* [Exercise] Copy out the whole listing exactly as written, leaving the pictures behind.

[START OF Source records]

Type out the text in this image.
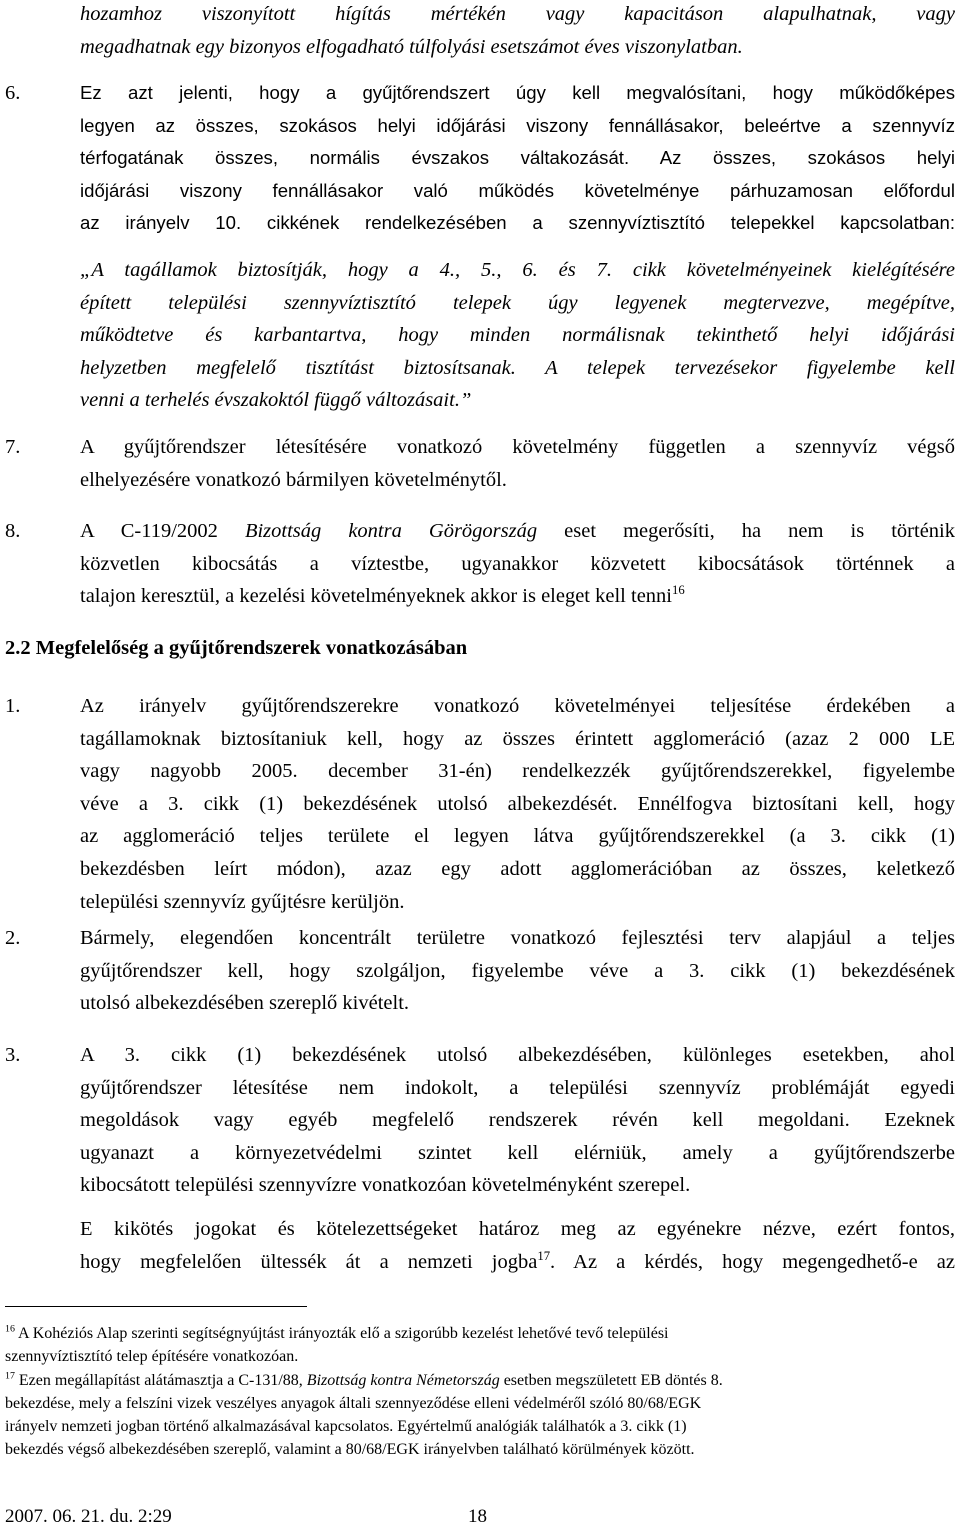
hozamhoz viszonyított hígítás mértékén vagy kapacitáson alapulhatnak, vagy
megadhatnak egy bizonyos elfogadható túlfolyási esetszámot éves viszonylatban.

6.	Ez azt jelenti, hogy a gyűjtőrendszert úgy kell megvalósítani, hogy működőképes
legyen az összes, szokásos helyi időjárási viszony fennállásakor, beleértve a szennyvíz
térfogatának összes, normális évszakos váltakozását. Az összes, szokásos helyi
időjárási viszony fennállásakor való működés követelménye párhuzamosan előfordul
az irányelv 10. cikkének rendelkezésében a szennyvíztisztító telepekkel kapcsolatban:
„A tagállamok biztosítják, hogy a 4., 5., 6. és 7. cikk követelményeinek kielégítésére
épített települési szennyvíztisztító telepek úgy legyenek megtervezve, megépítve,
működtetve és karbantartva, hogy minden normálisnak tekinthető helyi időjárási
helyzetben megfelelő tisztítást biztosítsanak. A telepek tervezésekor figyelembe kell
venni a terhelés évszakoktól függő változásait.”

7.	A gyűjtőrendszer létesítésére vonatkozó követelmény független a szennyvíz végső
elhelyezésére vonatkozó bármilyen követelménytől.

8.	A C-119/2002 Bizottság kontra Görögország eset megerősíti, ha nem is történik
közvetlen kibocsátás a víztestbe, ugyanakkor közvetett kibocsátások történnek a
talajon keresztül, a kezelési követelményeknek akkor is eleget kell tenni$^{16}$

2.2 Megfelelőség a gyűjtőrendszerek vonatkozásában

1.	Az irányelv gyűjtőrendszerekre vonatkozó követelményei teljesítése érdekében a
tagállamoknak biztosítaniuk kell, hogy az összes érintett agglomeráció (azaz 2 000 LE
vagy nagyobb 2005. december 31-én) rendelkezzék gyűjtőrendszerekkel, figyelembe
véve a 3. cikk (1) bekezdésének utolsó albekezdését. Ennélfogva biztosítani kell, hogy
az agglomeráció teljes területe el legyen látva gyűjtőrendszerekkel (a 3. cikk (1)
bekezdésben leírt módon), azaz egy adott agglomerációban az összes, keletkező
települési szennyvíz gyűjtésre kerüljön.

2.	Bármely, elegendően koncentrált területre vonatkozó fejlesztési terv alapjául a teljes
gyűjtőrendszer kell, hogy szolgáljon, figyelembe véve a 3. cikk (1) bekezdésének
utolsó albekezdésében szereplő kivételt.

3.	A 3. cikk (1) bekezdésének utolsó albekezdésében, különleges esetekben, ahol
gyűjtőrendszer létesítése nem indokolt, a települési szennyvíz problémáját egyedi
megoldások vagy egyéb megfelelő rendszerek révén kell megoldani. Ezeknek
ugyanazt a környezetvédelmi szintet kell elérniük, amely a gyűjtőrendszerbe
kibocsátott települési szennyvízre vonatkozóan követelményként szerepel.
E kikötés jogokat és kötelezettségeket határoz meg az egyénekre nézve, ezért fontos,
hogy megfelelően ültessék át a nemzeti jogba$^{17}$. Az a kérdés, hogy megengedhető-e az
$^{16}$ A Kohéziós Alap szerinti segítségnyújtást irányozták elő a szigorúbb kezelést lehetővé tevő települési
szennyvíztisztító telep építésére vonatkozóan.
$^{17}$ Ezen megállapítást alátámasztja a C-131/88, Bizottság kontra Németország esetben megszületett EB döntés 8.
bekezdése, mely a felszíni vizek veszélyes anyagok általi szennyeződése elleni védelméről szóló 80/68/EGK
irányelv nemzeti jogban történő alkalmazásával kapcsolatos. Egyértelmű analógiák találhatók a 3. cikk (1)
bekezdés végső albekezdésében szereplő, valamint a 80/68/EGK irányelvben található körülmények között.

2007. 06. 21. du. 2:29	18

[END OF Source records]

* [Completed exercise]
Type out the text in this image.
hozamhoz viszonyított hígítás mértékén vagy kapacitáson alapulhatnak, vagy
megadhatnak egy bizonyos elfogadható túlfolyási esetszámot éves viszonylatban.

6.	Ez azt jelenti, hogy a gyűjtőrendszert úgy kell megvalósítani, hogy működőképes
legyen az összes, szokásos helyi időjárási viszony fennállásakor, beleértve a szennyvíz
térfogatának összes, normális évszakos váltakozását. Az összes, szokásos helyi
időjárási viszony fennállásakor való működés követelménye párhuzamosan előfordul
az irányelv 10. cikkének rendelkezésében a szennyvíztisztító telepekkel kapcsolatban:
„A tagállamok biztosítják, hogy a 4., 5., 6. és 7. cikk követelményeinek kielégítésére
épített települési szennyvíztisztító telepek úgy legyenek megtervezve, megépítve,
működtetve és karbantartva, hogy minden normálisnak tekinthető helyi időjárási
helyzetben megfelelő tisztítást biztosítsanak. A telepek tervezésekor figyelembe kell
venni a terhelés évszakoktól függő változásait.”

7.	A gyűjtőrendszer létesítésére vonatkozó követelmény független a szennyvíz végső
elhelyezésére vonatkozó bármilyen követelménytől.

8.	A C-119/2002 Bizottság kontra Görögország eset megerősíti, ha nem is történik
közvetlen kibocsátás a víztestbe, ugyanakkor közvetett kibocsátások történnek a
talajon keresztül, a kezelési követelményeknek akkor is eleget kell tenni$^{16}$

2.2 Megfelelőség a gyűjtőrendszerek vonatkozásában

1.	Az irányelv gyűjtőrendszerekre vonatkozó követelményei teljesítése érdekében a
tagállamoknak biztosítaniuk kell, hogy az összes érintett agglomeráció (azaz 2 000 LE
vagy nagyobb 2005. december 31-én) rendelkezzék gyűjtőrendszerekkel, figyelembe
véve a 3. cikk (1) bekezdésének utolsó albekezdését. Ennélfogva biztosítani kell, hogy
az agglomeráció teljes területe el legyen látva gyűjtőrendszerekkel (a 3. cikk (1)
bekezdésben leírt módon), azaz egy adott agglomerációban az összes, keletkező
települési szennyvíz gyűjtésre kerüljön.

2.	Bármely, elegendően koncentrált területre vonatkozó fejlesztési terv alapjául a teljes
gyűjtőrendszer kell, hogy szolgáljon, figyelembe véve a 3. cikk (1) bekezdésének
utolsó albekezdésében szereplő kivételt.

3.	A 3. cikk (1) bekezdésének utolsó albekezdésében, különleges esetekben, ahol
gyűjtőrendszer létesítése nem indokolt, a települési szennyvíz problémáját egyedi
megoldások vagy egyéb megfelelő rendszerek révén kell megoldani. Ezeknek
ugyanazt a környezetvédelmi szintet kell elérniük, amely a gyűjtőrendszerbe
kibocsátott települési szennyvízre vonatkozóan követelményként szerepel.
E kikötés jogokat és kötelezettségeket határoz meg az egyénekre nézve, ezért fontos,
hogy megfelelően ültessék át a nemzeti jogba$^{17}$. Az a kérdés, hogy megengedhető-e az
$^{16}$ A Kohéziós Alap szerinti segítségnyújtást irányozták elő a szigorúbb kezelést lehetővé tevő települési
szennyvíztisztító telep építésére vonatkozóan.
$^{17}$ Ezen megállapítást alátámasztja a C-131/88, Bizottság kontra Németország esetben megszületett EB döntés 8.
bekezdése, mely a felszíni vizek veszélyes anyagok általi szennyeződése elleni védelméről szóló 80/68/EGK
irányelv nemzeti jogban történő alkalmazásával kapcsolatos. Egyértelmű analógiák találhatók a 3. cikk (1)
bekezdés végső albekezdésében szereplő, valamint a 80/68/EGK irányelvben található körülmények között.

2007. 06. 21. du. 2:29	18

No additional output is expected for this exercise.